§ Aim: Lines containing the word "rubiconatlas" are to be located and copied.

§ Records to use:

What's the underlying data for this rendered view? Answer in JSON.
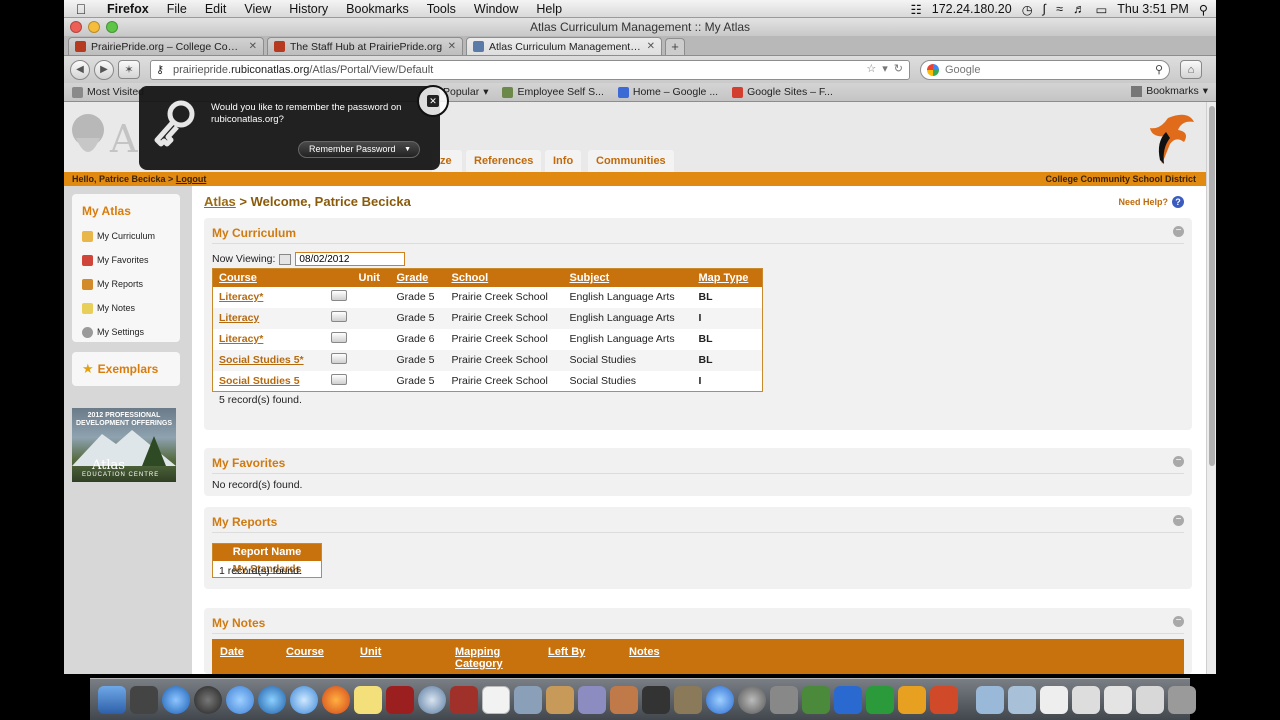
{
  "menubar": {
    "app": "Firefox",
    "items": [
      "File",
      "Edit",
      "View",
      "History",
      "Bookmarks",
      "Tools",
      "Window",
      "Help"
    ],
    "ip": "172.24.180.20",
    "clock": "Thu 3:51 PM"
  },
  "window": {
    "title": "Atlas Curriculum Management :: My Atlas"
  },
  "tabs": [
    {
      "label": "PrairiePride.org – College Com..."
    },
    {
      "label": "The Staff Hub at PrairiePride.org"
    },
    {
      "label": "Atlas Curriculum Management ::..."
    }
  ],
  "url": {
    "prefix": "prairiepride.",
    "host": "rubiconatlas.org",
    "path": "/Atlas/Portal/View/Default"
  },
  "search": {
    "placeholder": "Google"
  },
  "bookmarks": {
    "items": [
      "Most Visited",
      "Popular",
      "Employee Self S...",
      "Home – Google ...",
      "Google Sites – F..."
    ],
    "right": "Bookmarks"
  },
  "header": {
    "tabs": [
      "ze",
      "References",
      "Info",
      "Communities"
    ]
  },
  "userbar": {
    "greeting": "Hello, Patrice Becicka >",
    "logout": "Logout",
    "district": "College Community School District"
  },
  "sidebar": {
    "title": "My Atlas",
    "items": [
      "My Curriculum",
      "My Favorites",
      "My Reports",
      "My Notes",
      "My Settings"
    ],
    "exemplars": "Exemplars",
    "promo": {
      "line1": "2012 PROFESSIONAL",
      "line2": "DEVELOPMENT OFFERINGS",
      "brand": "Atlas",
      "sub": "EDUCATION CENTRE"
    }
  },
  "main": {
    "crumb_link": "Atlas",
    "crumb_rest": " > Welcome, Patrice Becicka",
    "need_help": "Need Help?"
  },
  "curriculum": {
    "title": "My Curriculum",
    "viewing_label": "Now Viewing:",
    "date": "08/02/2012",
    "columns": [
      "Course",
      "Unit",
      "Grade",
      "School",
      "Subject",
      "Map Type"
    ],
    "rows": [
      {
        "course": "Literacy*",
        "grade": "Grade 5",
        "school": "Prairie Creek School",
        "subject": "English Language Arts",
        "type": "BL"
      },
      {
        "course": "Literacy",
        "grade": "Grade 5",
        "school": "Prairie Creek School",
        "subject": "English Language Arts",
        "type": "I"
      },
      {
        "course": "Literacy*",
        "grade": "Grade 6",
        "school": "Prairie Creek School",
        "subject": "English Language Arts",
        "type": "BL"
      },
      {
        "course": "Social Studies 5*",
        "grade": "Grade 5",
        "school": "Prairie Creek School",
        "subject": "Social Studies",
        "type": "BL"
      },
      {
        "course": "Social Studies 5",
        "grade": "Grade 5",
        "school": "Prairie Creek School",
        "subject": "Social Studies",
        "type": "I"
      }
    ],
    "count": "5 record(s) found."
  },
  "favorites": {
    "title": "My Favorites",
    "empty": "No record(s) found."
  },
  "reports": {
    "title": "My Reports",
    "column": "Report Name",
    "item": "My Standards",
    "count": "1 record(s) found."
  },
  "notes": {
    "title": "My Notes",
    "columns": [
      "Date",
      "Course",
      "Unit",
      "Mapping\nCategory",
      "Left By",
      "Notes"
    ]
  },
  "password_popup": {
    "message": "Would you like to remember the password on rubiconatlas.org?",
    "button": "Remember Password"
  },
  "colors": {
    "accent": "#d07a10",
    "header_bar": "#e08a12",
    "table_head": "#c8720e"
  }
}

§ Task response:
    "host": "rubiconatlas.org",
    "message": "Would you like to remember the password on rubiconatlas.org?",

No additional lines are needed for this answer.